Challenge
Report every line in the listing below where the string "Trang" shows up.

-- Materials provided start --

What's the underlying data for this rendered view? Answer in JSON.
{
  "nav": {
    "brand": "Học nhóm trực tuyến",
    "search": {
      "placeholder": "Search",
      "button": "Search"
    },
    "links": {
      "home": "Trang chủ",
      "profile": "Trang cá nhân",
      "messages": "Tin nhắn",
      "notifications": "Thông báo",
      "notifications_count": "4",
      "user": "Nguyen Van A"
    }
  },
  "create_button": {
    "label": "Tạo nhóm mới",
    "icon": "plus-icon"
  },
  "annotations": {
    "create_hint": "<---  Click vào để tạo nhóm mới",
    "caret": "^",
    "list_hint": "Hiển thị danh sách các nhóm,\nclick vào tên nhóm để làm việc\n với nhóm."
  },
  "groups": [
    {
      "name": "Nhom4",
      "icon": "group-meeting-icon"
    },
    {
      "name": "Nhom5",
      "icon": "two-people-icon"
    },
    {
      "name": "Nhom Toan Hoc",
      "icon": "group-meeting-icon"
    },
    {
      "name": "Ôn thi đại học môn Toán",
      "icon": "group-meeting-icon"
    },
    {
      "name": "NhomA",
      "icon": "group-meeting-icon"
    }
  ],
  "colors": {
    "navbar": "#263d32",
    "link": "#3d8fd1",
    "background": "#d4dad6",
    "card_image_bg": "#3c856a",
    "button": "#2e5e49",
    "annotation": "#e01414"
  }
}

-- Materials provided end --

Response
      "home": "Trang chủ",
      "profile": "Trang cá nhân",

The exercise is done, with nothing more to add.